[Start of GIVEN DATA]

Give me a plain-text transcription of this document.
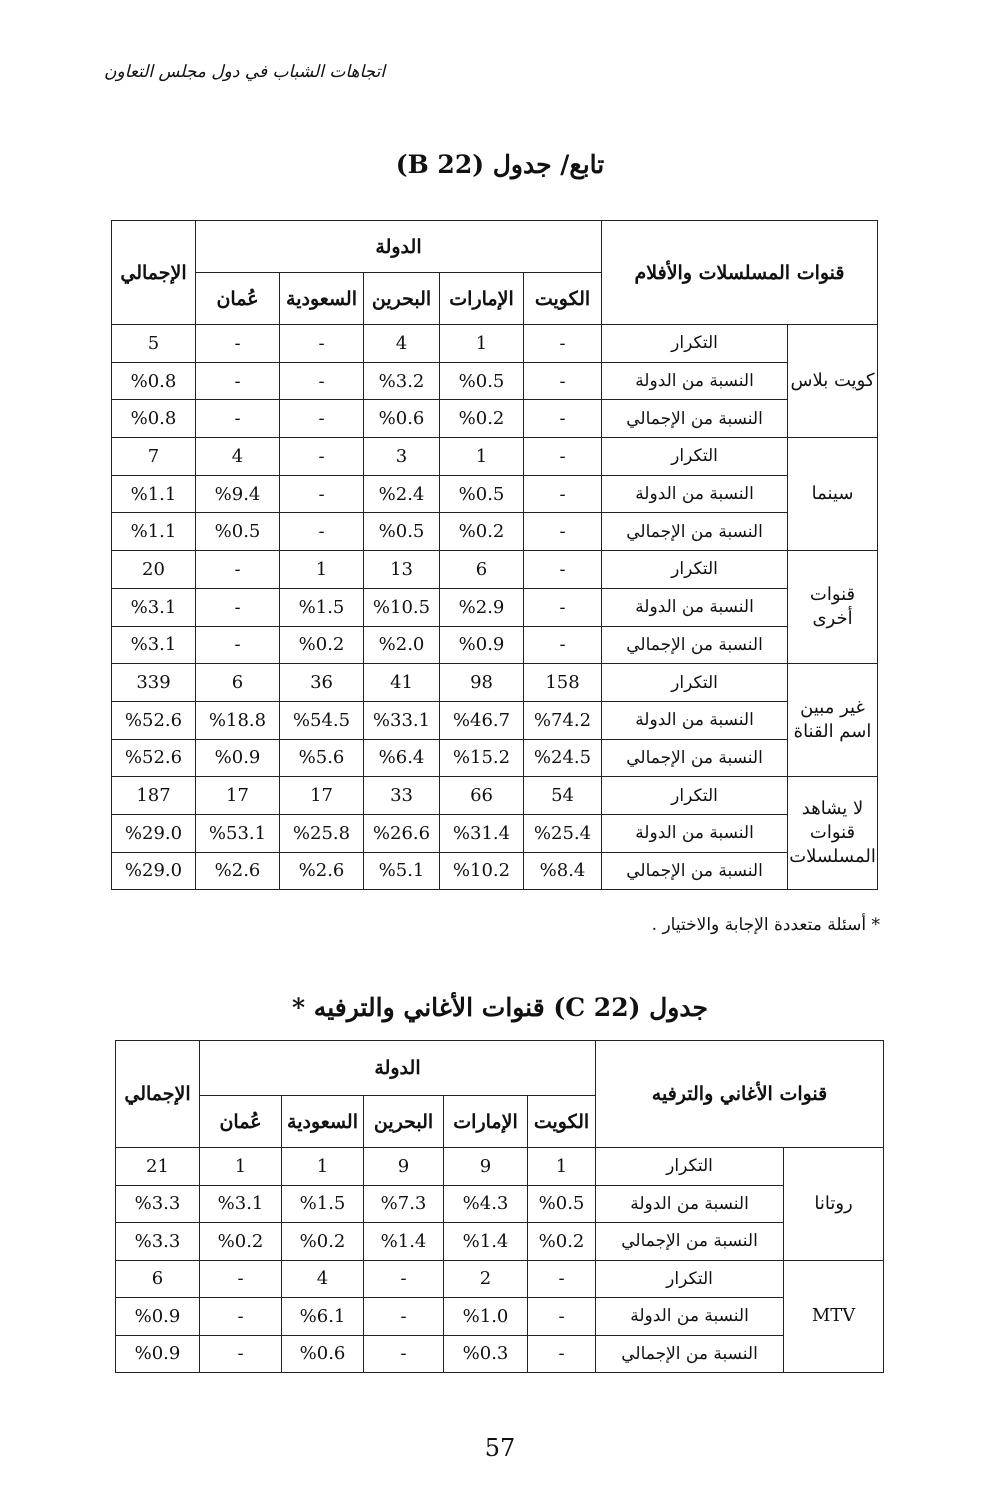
اتجاهات الشباب في دول مجلس التعاون
تابع/ جدول (B 22)
قنوات المسلسلات والأفلام		الدولة					الإجمالي
		الكويت	الإمارات	البحرين	السعودية	عُمان	
كويت بلاس	التكرار	-	1	4	-	-	5
	النسبة من الدولة	-	%0.5	%3.2	-	-	%0.8
	النسبة من الإجمالي	-	%0.2	%0.6	-	-	%0.8
سينما	التكرار	-	1	3	-	4	7
	النسبة من الدولة	-	%0.5	%2.4	-	%9.4	%1.1
	النسبة من الإجمالي	-	%0.2	%0.5	-	%0.5	%1.1
قنوات أخرى	التكرار	-	6	13	1	-	20
	النسبة من الدولة	-	%2.9	%10.5	%1.5	-	%3.1
	النسبة من الإجمالي	-	%0.9	%2.0	%0.2	-	%3.1
غير مبين اسم القناة	التكرار	158	98	41	36	6	339
	النسبة من الدولة	%74.2	%46.7	%33.1	%54.5	%18.8	%52.6
	النسبة من الإجمالي	%24.5	%15.2	%6.4	%5.6	%0.9	%52.6
لا يشاهد قنوات المسلسلات	التكرار	54	66	33	17	17	187
	النسبة من الدولة	%25.4	%31.4	%26.6	%25.8	%53.1	%29.0
	النسبة من الإجمالي	%8.4	%10.2	%5.1	%2.6	%2.6	%29.0
* أسئلة متعددة الإجابة والاختيار .
جدول (C 22) قنوات الأغاني والترفيه *
قنوات الأغاني والترفيه		الدولة					الإجمالي
		الكويت	الإمارات	البحرين	السعودية	عُمان	
روتانا	التكرار	1	9	9	1	1	21
	النسبة من الدولة	%0.5	%4.3	%7.3	%1.5	%3.1	%3.3
	النسبة من الإجمالي	%0.2	%1.4	%1.4	%0.2	%0.2	%3.3
MTV	التكرار	-	2	-	4	-	6
	النسبة من الدولة	-	%1.0	-	%6.1	-	%0.9
	النسبة من الإجمالي	-	%0.3	-	%0.6	-	%0.9
57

[End of GIVEN DATA]

▶ **STATED EXERCISE**: Quote all of the entries word for word, omitting any pictures.

▶ **EXPECTED ANSWER**:
Give me a plain-text transcription of this document.
اتجاهات الشباب في دول مجلس التعاون
تابع/ جدول (B 22)
قنوات المسلسلات والأفلام		الدولة					الإجمالي
		الكويت	الإمارات	البحرين	السعودية	عُمان	
كويت بلاس	التكرار	-	1	4	-	-	5
	النسبة من الدولة	-	%0.5	%3.2	-	-	%0.8
	النسبة من الإجمالي	-	%0.2	%0.6	-	-	%0.8
سينما	التكرار	-	1	3	-	4	7
	النسبة من الدولة	-	%0.5	%2.4	-	%9.4	%1.1
	النسبة من الإجمالي	-	%0.2	%0.5	-	%0.5	%1.1
قنوات أخرى	التكرار	-	6	13	1	-	20
	النسبة من الدولة	-	%2.9	%10.5	%1.5	-	%3.1
	النسبة من الإجمالي	-	%0.9	%2.0	%0.2	-	%3.1
غير مبين اسم القناة	التكرار	158	98	41	36	6	339
	النسبة من الدولة	%74.2	%46.7	%33.1	%54.5	%18.8	%52.6
	النسبة من الإجمالي	%24.5	%15.2	%6.4	%5.6	%0.9	%52.6
لا يشاهد قنوات المسلسلات	التكرار	54	66	33	17	17	187
	النسبة من الدولة	%25.4	%31.4	%26.6	%25.8	%53.1	%29.0
	النسبة من الإجمالي	%8.4	%10.2	%5.1	%2.6	%2.6	%29.0
* أسئلة متعددة الإجابة والاختيار .
جدول (C 22) قنوات الأغاني والترفيه *
قنوات الأغاني والترفيه		الدولة					الإجمالي
		الكويت	الإمارات	البحرين	السعودية	عُمان	
روتانا	التكرار	1	9	9	1	1	21
	النسبة من الدولة	%0.5	%4.3	%7.3	%1.5	%3.1	%3.3
	النسبة من الإجمالي	%0.2	%1.4	%1.4	%0.2	%0.2	%3.3
MTV	التكرار	-	2	-	4	-	6
	النسبة من الدولة	-	%1.0	-	%6.1	-	%0.9
	النسبة من الإجمالي	-	%0.3	-	%0.6	-	%0.9
57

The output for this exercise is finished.